- _GOAL_:
Extract every line of the records that contains the string "corner".

--- START OF DATASET CONTENT ---

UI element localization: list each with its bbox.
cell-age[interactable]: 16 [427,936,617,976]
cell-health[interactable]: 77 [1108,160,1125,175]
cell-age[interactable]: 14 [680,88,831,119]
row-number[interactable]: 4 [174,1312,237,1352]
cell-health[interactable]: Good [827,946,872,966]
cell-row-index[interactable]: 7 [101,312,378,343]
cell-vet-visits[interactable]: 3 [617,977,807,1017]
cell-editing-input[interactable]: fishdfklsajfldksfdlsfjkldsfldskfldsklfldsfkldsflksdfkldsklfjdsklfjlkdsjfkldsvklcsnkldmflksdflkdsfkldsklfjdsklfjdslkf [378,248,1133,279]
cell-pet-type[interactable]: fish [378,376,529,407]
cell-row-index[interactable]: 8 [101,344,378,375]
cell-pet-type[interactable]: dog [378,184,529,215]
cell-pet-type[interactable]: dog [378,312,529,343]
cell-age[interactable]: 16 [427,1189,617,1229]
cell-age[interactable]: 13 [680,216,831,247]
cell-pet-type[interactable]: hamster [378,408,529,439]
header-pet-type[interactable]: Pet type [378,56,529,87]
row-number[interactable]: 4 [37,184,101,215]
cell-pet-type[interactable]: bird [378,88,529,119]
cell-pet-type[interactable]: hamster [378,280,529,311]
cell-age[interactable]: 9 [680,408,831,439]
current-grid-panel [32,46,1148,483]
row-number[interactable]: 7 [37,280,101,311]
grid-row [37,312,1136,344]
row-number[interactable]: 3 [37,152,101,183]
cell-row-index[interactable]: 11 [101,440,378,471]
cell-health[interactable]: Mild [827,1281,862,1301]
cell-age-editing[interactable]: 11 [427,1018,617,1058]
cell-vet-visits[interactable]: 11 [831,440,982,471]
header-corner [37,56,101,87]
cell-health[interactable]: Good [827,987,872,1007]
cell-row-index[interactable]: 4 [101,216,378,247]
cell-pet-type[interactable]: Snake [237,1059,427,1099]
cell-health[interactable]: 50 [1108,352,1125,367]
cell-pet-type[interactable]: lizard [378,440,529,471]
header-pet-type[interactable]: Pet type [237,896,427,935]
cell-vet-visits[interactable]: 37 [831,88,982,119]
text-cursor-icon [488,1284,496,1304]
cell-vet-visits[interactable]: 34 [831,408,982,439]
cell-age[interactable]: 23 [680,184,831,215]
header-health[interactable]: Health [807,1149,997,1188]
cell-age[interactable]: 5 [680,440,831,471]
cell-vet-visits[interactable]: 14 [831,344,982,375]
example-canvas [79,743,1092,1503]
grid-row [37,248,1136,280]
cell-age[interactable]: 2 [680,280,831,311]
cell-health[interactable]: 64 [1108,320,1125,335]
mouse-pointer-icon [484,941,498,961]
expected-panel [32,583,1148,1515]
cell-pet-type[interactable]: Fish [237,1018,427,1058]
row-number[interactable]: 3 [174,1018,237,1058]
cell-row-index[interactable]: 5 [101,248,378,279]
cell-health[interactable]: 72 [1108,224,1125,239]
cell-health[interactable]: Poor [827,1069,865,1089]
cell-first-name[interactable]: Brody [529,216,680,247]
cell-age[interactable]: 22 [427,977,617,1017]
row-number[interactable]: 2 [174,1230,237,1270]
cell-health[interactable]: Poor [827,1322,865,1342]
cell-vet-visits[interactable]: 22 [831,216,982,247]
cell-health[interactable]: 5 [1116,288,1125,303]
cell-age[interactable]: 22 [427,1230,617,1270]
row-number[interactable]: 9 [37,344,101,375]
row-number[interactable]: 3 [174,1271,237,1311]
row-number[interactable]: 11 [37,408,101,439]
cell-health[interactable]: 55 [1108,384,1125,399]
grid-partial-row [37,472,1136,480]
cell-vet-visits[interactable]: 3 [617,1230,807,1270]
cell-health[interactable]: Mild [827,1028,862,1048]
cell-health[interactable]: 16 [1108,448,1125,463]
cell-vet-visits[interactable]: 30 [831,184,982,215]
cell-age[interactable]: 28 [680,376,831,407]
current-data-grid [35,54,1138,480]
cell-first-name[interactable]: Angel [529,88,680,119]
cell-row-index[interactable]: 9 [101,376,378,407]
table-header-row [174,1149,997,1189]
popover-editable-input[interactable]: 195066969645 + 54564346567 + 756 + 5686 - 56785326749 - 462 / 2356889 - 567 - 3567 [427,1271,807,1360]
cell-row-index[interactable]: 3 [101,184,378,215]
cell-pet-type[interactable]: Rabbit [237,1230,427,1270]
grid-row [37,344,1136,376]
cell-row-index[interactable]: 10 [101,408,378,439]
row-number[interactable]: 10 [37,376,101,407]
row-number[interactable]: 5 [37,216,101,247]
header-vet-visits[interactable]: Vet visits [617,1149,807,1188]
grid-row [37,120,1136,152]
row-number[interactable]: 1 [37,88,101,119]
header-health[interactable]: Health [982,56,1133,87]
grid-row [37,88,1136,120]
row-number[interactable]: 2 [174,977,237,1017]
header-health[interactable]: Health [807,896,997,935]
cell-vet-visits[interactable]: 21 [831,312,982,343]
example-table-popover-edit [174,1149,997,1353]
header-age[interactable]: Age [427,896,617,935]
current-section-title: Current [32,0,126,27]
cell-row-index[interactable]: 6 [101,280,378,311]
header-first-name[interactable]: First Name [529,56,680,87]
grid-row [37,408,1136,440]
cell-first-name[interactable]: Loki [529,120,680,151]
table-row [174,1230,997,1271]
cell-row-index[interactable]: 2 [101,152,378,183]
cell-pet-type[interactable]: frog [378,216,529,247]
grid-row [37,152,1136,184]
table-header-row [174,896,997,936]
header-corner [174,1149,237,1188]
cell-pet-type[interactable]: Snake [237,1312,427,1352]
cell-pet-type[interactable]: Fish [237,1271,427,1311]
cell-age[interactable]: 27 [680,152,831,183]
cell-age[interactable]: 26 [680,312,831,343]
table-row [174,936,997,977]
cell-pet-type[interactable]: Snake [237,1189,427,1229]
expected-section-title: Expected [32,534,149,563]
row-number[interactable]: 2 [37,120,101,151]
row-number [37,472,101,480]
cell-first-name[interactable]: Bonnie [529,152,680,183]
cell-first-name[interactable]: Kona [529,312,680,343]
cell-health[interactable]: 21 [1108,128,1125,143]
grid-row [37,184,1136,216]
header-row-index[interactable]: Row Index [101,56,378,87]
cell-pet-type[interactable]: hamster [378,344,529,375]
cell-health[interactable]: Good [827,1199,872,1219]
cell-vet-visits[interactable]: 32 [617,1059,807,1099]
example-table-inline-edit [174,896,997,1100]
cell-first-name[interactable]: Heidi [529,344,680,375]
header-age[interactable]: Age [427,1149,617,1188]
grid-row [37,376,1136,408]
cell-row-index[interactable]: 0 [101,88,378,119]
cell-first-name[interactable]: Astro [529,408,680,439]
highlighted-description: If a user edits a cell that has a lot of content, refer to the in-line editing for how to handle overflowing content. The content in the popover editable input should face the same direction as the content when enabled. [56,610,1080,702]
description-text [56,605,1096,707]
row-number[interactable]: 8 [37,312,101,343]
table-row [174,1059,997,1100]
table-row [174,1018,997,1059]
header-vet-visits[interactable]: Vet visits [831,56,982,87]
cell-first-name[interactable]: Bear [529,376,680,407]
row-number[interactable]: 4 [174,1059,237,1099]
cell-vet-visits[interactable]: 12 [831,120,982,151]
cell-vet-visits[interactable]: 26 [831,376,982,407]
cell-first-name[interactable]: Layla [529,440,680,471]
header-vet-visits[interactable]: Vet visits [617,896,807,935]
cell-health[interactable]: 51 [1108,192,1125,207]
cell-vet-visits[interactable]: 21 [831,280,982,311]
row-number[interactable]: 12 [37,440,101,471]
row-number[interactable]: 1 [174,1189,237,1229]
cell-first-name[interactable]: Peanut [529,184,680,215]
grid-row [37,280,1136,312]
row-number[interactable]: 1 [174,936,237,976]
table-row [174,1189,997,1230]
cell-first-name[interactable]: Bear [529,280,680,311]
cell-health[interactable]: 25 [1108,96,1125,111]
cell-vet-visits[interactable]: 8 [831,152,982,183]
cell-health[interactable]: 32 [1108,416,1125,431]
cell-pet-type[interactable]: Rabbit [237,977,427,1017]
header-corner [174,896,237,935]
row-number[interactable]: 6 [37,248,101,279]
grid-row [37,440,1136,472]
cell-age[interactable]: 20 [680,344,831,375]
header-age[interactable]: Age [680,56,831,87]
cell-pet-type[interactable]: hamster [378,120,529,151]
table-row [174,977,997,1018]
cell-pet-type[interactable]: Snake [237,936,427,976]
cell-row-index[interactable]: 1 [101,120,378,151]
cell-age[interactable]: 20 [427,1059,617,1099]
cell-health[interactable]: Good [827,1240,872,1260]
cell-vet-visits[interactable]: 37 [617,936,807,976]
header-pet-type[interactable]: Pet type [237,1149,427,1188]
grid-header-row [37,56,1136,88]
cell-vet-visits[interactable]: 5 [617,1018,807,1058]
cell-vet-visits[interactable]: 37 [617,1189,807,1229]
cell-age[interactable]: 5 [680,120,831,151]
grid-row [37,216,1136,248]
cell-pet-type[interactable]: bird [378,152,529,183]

--- END OF DATASET CONTENT ---

- _ANSWER TO THIS EXERCISE_:
header-corner [37,56,101,87]
header-corner [174,1149,237,1188]
header-corner [174,896,237,935]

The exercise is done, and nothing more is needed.